→ **Exercise brief**
Word for word, give the data again without its pictures.

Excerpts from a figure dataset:
- Opening Delimiter -
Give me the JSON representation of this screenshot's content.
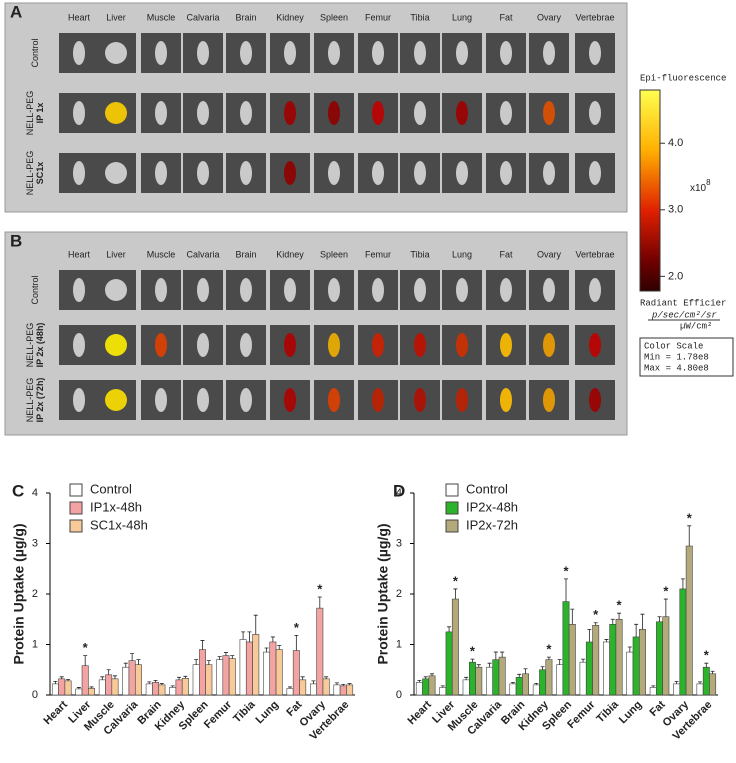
{
  "panels": [
    {
      "label": "A",
      "columns": [
        "Heart",
        "Liver",
        "Muscle",
        "Calvaria",
        "Brain",
        "Kidney",
        "Spleen",
        "Femur",
        "Tibia",
        "Lung",
        "Fat",
        "Ovary",
        "Vertebrae"
      ],
      "rows": [
        {
          "line1": "Control",
          "line2": ""
        },
        {
          "line1": "NELL-PEG",
          "line2": "IP 1x"
        },
        {
          "line1": "NELL-PEG",
          "line2": "SC1x"
        }
      ]
    },
    {
      "label": "B",
      "columns": [
        "Heart",
        "Liver",
        "Muscle",
        "Calvaria",
        "Brain",
        "Kidney",
        "Spleen",
        "Femur",
        "Tibia",
        "Lung",
        "Fat",
        "Ovary",
        "Vertebrae"
      ],
      "rows": [
        {
          "line1": "Control",
          "line2": ""
        },
        {
          "line1": "NELL-PEG",
          "line2": "IP 2x (48h)"
        },
        {
          "line1": "NELL-PEG",
          "line2": "IP 2x (72h)"
        }
      ]
    }
  ],
  "colorbar": {
    "title": "Epi-fluorescence",
    "lim": [
      1.78,
      4.8
    ],
    "ticks": [
      {
        "value": 4,
        "label": "4.0"
      },
      {
        "value": 3,
        "label": "3.0"
      },
      {
        "value": 2,
        "label": "2.0"
      }
    ],
    "multiplier": "x10",
    "exponent": "8",
    "unit_title": "Radiant Efficier",
    "unit_numerator": "p/sec/cm²/sr",
    "unit_denominator": "µW/cm²",
    "scale_title": "Color Scale",
    "scale_min": "Min = 1.78e8",
    "scale_max": "Max = 4.80e8"
  },
  "chart_data": [
    {
      "type": "bar",
      "label": "C",
      "y_label": "Protein Uptake (µg/g)",
      "categories": [
        "Heart",
        "Liver",
        "Muscle",
        "Calvaria",
        "Brain",
        "Kidney",
        "Spleen",
        "Femur",
        "Tibia",
        "Lung",
        "Fat",
        "Ovary",
        "Vertebrae"
      ],
      "series": [
        {
          "name": "Control",
          "color": "#ffffff",
          "values": [
            0.22,
            0.12,
            0.3,
            0.55,
            0.22,
            0.15,
            0.6,
            0.7,
            1.1,
            0.85,
            0.13,
            0.22,
            0.2
          ],
          "errors": [
            0.05,
            0.03,
            0.06,
            0.08,
            0.04,
            0.03,
            0.1,
            0.06,
            0.15,
            0.08,
            0.03,
            0.06,
            0.04
          ]
        },
        {
          "name": "IP1x-48h",
          "color": "#f4a3a3",
          "values": [
            0.32,
            0.58,
            0.4,
            0.68,
            0.25,
            0.3,
            0.9,
            0.78,
            1.05,
            1.05,
            0.88,
            1.72,
            0.18
          ],
          "errors": [
            0.04,
            0.2,
            0.1,
            0.14,
            0.04,
            0.05,
            0.18,
            0.06,
            0.2,
            0.1,
            0.3,
            0.22,
            0.03
          ]
        },
        {
          "name": "SC1x-48h",
          "color": "#f8c999",
          "values": [
            0.28,
            0.13,
            0.32,
            0.6,
            0.2,
            0.33,
            0.6,
            0.72,
            1.2,
            0.9,
            0.3,
            0.32,
            0.2
          ],
          "errors": [
            0.03,
            0.03,
            0.06,
            0.1,
            0.03,
            0.04,
            0.08,
            0.06,
            0.38,
            0.08,
            0.06,
            0.04,
            0.03
          ]
        }
      ],
      "stars": [
        {
          "text": "*",
          "category": "Liver",
          "series": "IP1x-48h"
        },
        {
          "text": "*",
          "category": "Fat",
          "series": "IP1x-48h"
        },
        {
          "text": "*",
          "category": "Ovary",
          "series": "IP1x-48h"
        }
      ],
      "ylim": [
        0,
        4
      ],
      "yticks": [
        0,
        1,
        2,
        3,
        4
      ]
    },
    {
      "type": "bar",
      "label": "D",
      "y_label": "Protein Uptake (µg/g)",
      "categories": [
        "Heart",
        "Liver",
        "Muscle",
        "Calvaria",
        "Brain",
        "Kidney",
        "Spleen",
        "Femur",
        "Tibia",
        "Lung",
        "Fat",
        "Ovary",
        "Vertebrae"
      ],
      "series": [
        {
          "name": "Control",
          "color": "#ffffff",
          "values": [
            0.25,
            0.15,
            0.3,
            0.55,
            0.22,
            0.2,
            0.6,
            0.65,
            1.05,
            0.85,
            0.15,
            0.22,
            0.22
          ],
          "errors": [
            0.04,
            0.03,
            0.05,
            0.08,
            0.03,
            0.03,
            0.1,
            0.06,
            0.05,
            0.1,
            0.03,
            0.05,
            0.04
          ]
        },
        {
          "name": "IP2x-48h",
          "color": "#2bb32b",
          "values": [
            0.32,
            1.25,
            0.65,
            0.7,
            0.35,
            0.5,
            1.85,
            1.05,
            1.4,
            1.15,
            1.45,
            2.1,
            0.55
          ],
          "errors": [
            0.04,
            0.1,
            0.06,
            0.15,
            0.06,
            0.06,
            0.45,
            0.25,
            0.1,
            0.25,
            0.1,
            0.2,
            0.08
          ]
        },
        {
          "name": "IP2x-72h",
          "color": "#b3a97b",
          "values": [
            0.38,
            1.9,
            0.55,
            0.75,
            0.42,
            0.7,
            1.4,
            1.38,
            1.5,
            1.3,
            1.55,
            2.95,
            0.42
          ],
          "errors": [
            0.04,
            0.2,
            0.05,
            0.1,
            0.1,
            0.05,
            0.3,
            0.05,
            0.12,
            0.3,
            0.35,
            0.4,
            0.05
          ]
        }
      ],
      "stars": [
        {
          "text": "*",
          "category": "Liver",
          "series": "IP2x-72h"
        },
        {
          "text": "*",
          "category": "Muscle",
          "series": "IP2x-48h"
        },
        {
          "text": "*",
          "category": "Kidney",
          "series": "IP2x-72h"
        },
        {
          "text": "*",
          "category": "Spleen",
          "series": "IP2x-48h"
        },
        {
          "text": "*",
          "category": "Femur",
          "series": "IP2x-72h"
        },
        {
          "text": "*",
          "category": "Tibia",
          "series": "IP2x-72h"
        },
        {
          "text": "*",
          "category": "Fat",
          "series": "IP2x-72h"
        },
        {
          "text": "*",
          "category": "Ovary",
          "series": "IP2x-72h"
        },
        {
          "text": "*",
          "category": "Vertebrae",
          "series": "IP2x-48h"
        }
      ],
      "ylim": [
        0,
        4
      ],
      "yticks": [
        0,
        1,
        2,
        3,
        4
      ]
    }
  ]
}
- Closing Delimiter -
→ **Written response**
Give me the JSON representation of this screenshot's content.
{
  "panels": [
    {
      "label": "A",
      "columns": [
        "Heart",
        "Liver",
        "Muscle",
        "Calvaria",
        "Brain",
        "Kidney",
        "Spleen",
        "Femur",
        "Tibia",
        "Lung",
        "Fat",
        "Ovary",
        "Vertebrae"
      ],
      "rows": [
        {
          "line1": "Control",
          "line2": ""
        },
        {
          "line1": "NELL-PEG",
          "line2": "IP 1x"
        },
        {
          "line1": "NELL-PEG",
          "line2": "SC1x"
        }
      ]
    },
    {
      "label": "B",
      "columns": [
        "Heart",
        "Liver",
        "Muscle",
        "Calvaria",
        "Brain",
        "Kidney",
        "Spleen",
        "Femur",
        "Tibia",
        "Lung",
        "Fat",
        "Ovary",
        "Vertebrae"
      ],
      "rows": [
        {
          "line1": "Control",
          "line2": ""
        },
        {
          "line1": "NELL-PEG",
          "line2": "IP 2x (48h)"
        },
        {
          "line1": "NELL-PEG",
          "line2": "IP 2x (72h)"
        }
      ]
    }
  ],
  "colorbar": {
    "title": "Epi-fluorescence",
    "lim": [
      1.78,
      4.8
    ],
    "ticks": [
      {
        "value": 4,
        "label": "4.0"
      },
      {
        "value": 3,
        "label": "3.0"
      },
      {
        "value": 2,
        "label": "2.0"
      }
    ],
    "multiplier": "x10",
    "exponent": "8",
    "unit_title": "Radiant Efficier",
    "unit_numerator": "p/sec/cm²/sr",
    "unit_denominator": "µW/cm²",
    "scale_title": "Color Scale",
    "scale_min": "Min = 1.78e8",
    "scale_max": "Max = 4.80e8"
  },
  "chart_data": [
    {
      "type": "bar",
      "label": "C",
      "y_label": "Protein Uptake (µg/g)",
      "categories": [
        "Heart",
        "Liver",
        "Muscle",
        "Calvaria",
        "Brain",
        "Kidney",
        "Spleen",
        "Femur",
        "Tibia",
        "Lung",
        "Fat",
        "Ovary",
        "Vertebrae"
      ],
      "series": [
        {
          "name": "Control",
          "color": "#ffffff",
          "values": [
            0.22,
            0.12,
            0.3,
            0.55,
            0.22,
            0.15,
            0.6,
            0.7,
            1.1,
            0.85,
            0.13,
            0.22,
            0.2
          ],
          "errors": [
            0.05,
            0.03,
            0.06,
            0.08,
            0.04,
            0.03,
            0.1,
            0.06,
            0.15,
            0.08,
            0.03,
            0.06,
            0.04
          ]
        },
        {
          "name": "IP1x-48h",
          "color": "#f4a3a3",
          "values": [
            0.32,
            0.58,
            0.4,
            0.68,
            0.25,
            0.3,
            0.9,
            0.78,
            1.05,
            1.05,
            0.88,
            1.72,
            0.18
          ],
          "errors": [
            0.04,
            0.2,
            0.1,
            0.14,
            0.04,
            0.05,
            0.18,
            0.06,
            0.2,
            0.1,
            0.3,
            0.22,
            0.03
          ]
        },
        {
          "name": "SC1x-48h",
          "color": "#f8c999",
          "values": [
            0.28,
            0.13,
            0.32,
            0.6,
            0.2,
            0.33,
            0.6,
            0.72,
            1.2,
            0.9,
            0.3,
            0.32,
            0.2
          ],
          "errors": [
            0.03,
            0.03,
            0.06,
            0.1,
            0.03,
            0.04,
            0.08,
            0.06,
            0.38,
            0.08,
            0.06,
            0.04,
            0.03
          ]
        }
      ],
      "stars": [
        {
          "text": "*",
          "category": "Liver",
          "series": "IP1x-48h"
        },
        {
          "text": "*",
          "category": "Fat",
          "series": "IP1x-48h"
        },
        {
          "text": "*",
          "category": "Ovary",
          "series": "IP1x-48h"
        }
      ],
      "ylim": [
        0,
        4
      ],
      "yticks": [
        0,
        1,
        2,
        3,
        4
      ]
    },
    {
      "type": "bar",
      "label": "D",
      "y_label": "Protein Uptake (µg/g)",
      "categories": [
        "Heart",
        "Liver",
        "Muscle",
        "Calvaria",
        "Brain",
        "Kidney",
        "Spleen",
        "Femur",
        "Tibia",
        "Lung",
        "Fat",
        "Ovary",
        "Vertebrae"
      ],
      "series": [
        {
          "name": "Control",
          "color": "#ffffff",
          "values": [
            0.25,
            0.15,
            0.3,
            0.55,
            0.22,
            0.2,
            0.6,
            0.65,
            1.05,
            0.85,
            0.15,
            0.22,
            0.22
          ],
          "errors": [
            0.04,
            0.03,
            0.05,
            0.08,
            0.03,
            0.03,
            0.1,
            0.06,
            0.05,
            0.1,
            0.03,
            0.05,
            0.04
          ]
        },
        {
          "name": "IP2x-48h",
          "color": "#2bb32b",
          "values": [
            0.32,
            1.25,
            0.65,
            0.7,
            0.35,
            0.5,
            1.85,
            1.05,
            1.4,
            1.15,
            1.45,
            2.1,
            0.55
          ],
          "errors": [
            0.04,
            0.1,
            0.06,
            0.15,
            0.06,
            0.06,
            0.45,
            0.25,
            0.1,
            0.25,
            0.1,
            0.2,
            0.08
          ]
        },
        {
          "name": "IP2x-72h",
          "color": "#b3a97b",
          "values": [
            0.38,
            1.9,
            0.55,
            0.75,
            0.42,
            0.7,
            1.4,
            1.38,
            1.5,
            1.3,
            1.55,
            2.95,
            0.42
          ],
          "errors": [
            0.04,
            0.2,
            0.05,
            0.1,
            0.1,
            0.05,
            0.3,
            0.05,
            0.12,
            0.3,
            0.35,
            0.4,
            0.05
          ]
        }
      ],
      "stars": [
        {
          "text": "*",
          "category": "Liver",
          "series": "IP2x-72h"
        },
        {
          "text": "*",
          "category": "Muscle",
          "series": "IP2x-48h"
        },
        {
          "text": "*",
          "category": "Kidney",
          "series": "IP2x-72h"
        },
        {
          "text": "*",
          "category": "Spleen",
          "series": "IP2x-48h"
        },
        {
          "text": "*",
          "category": "Femur",
          "series": "IP2x-72h"
        },
        {
          "text": "*",
          "category": "Tibia",
          "series": "IP2x-72h"
        },
        {
          "text": "*",
          "category": "Fat",
          "series": "IP2x-72h"
        },
        {
          "text": "*",
          "category": "Ovary",
          "series": "IP2x-72h"
        },
        {
          "text": "*",
          "category": "Vertebrae",
          "series": "IP2x-48h"
        }
      ],
      "ylim": [
        0,
        4
      ],
      "yticks": [
        0,
        1,
        2,
        3,
        4
      ]
    }
  ]
}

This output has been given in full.